# Objective
Count how many lines mention the word "GOLD". Write that number alone.

# Data excerpts

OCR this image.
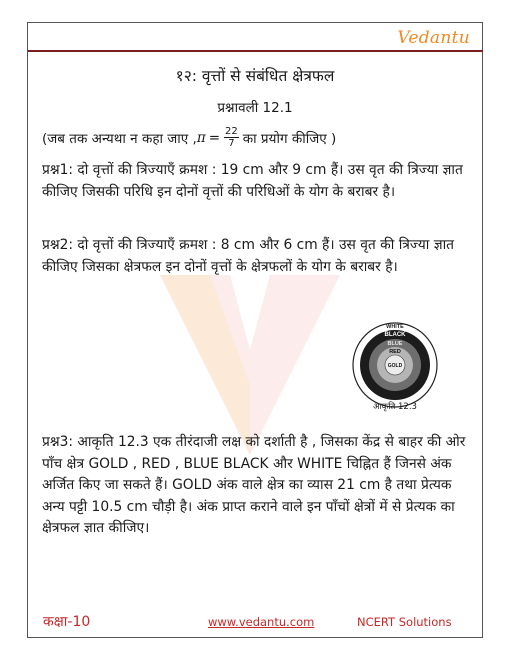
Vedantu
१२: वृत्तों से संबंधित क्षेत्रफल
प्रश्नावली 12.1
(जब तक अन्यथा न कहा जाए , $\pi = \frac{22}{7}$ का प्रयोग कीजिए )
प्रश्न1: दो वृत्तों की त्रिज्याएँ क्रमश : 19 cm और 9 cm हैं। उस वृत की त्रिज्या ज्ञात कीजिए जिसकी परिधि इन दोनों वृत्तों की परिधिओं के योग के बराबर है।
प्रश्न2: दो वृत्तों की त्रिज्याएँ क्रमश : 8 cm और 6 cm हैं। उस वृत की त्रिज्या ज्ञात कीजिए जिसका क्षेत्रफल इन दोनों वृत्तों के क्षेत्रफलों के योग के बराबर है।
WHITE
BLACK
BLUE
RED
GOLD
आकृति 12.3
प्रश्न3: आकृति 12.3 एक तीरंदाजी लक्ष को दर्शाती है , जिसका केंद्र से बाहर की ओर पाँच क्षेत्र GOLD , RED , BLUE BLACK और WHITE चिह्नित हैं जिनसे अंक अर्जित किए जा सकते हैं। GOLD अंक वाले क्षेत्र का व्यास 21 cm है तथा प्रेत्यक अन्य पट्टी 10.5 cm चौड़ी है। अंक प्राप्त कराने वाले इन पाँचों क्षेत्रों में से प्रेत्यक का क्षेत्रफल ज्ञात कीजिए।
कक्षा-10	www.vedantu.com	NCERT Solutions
---
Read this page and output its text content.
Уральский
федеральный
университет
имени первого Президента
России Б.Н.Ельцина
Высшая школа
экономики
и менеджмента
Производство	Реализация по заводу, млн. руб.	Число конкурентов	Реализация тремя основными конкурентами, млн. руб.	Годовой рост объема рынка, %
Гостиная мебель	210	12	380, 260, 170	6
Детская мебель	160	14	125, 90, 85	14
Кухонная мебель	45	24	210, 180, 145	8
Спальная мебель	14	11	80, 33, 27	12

# Complete output
2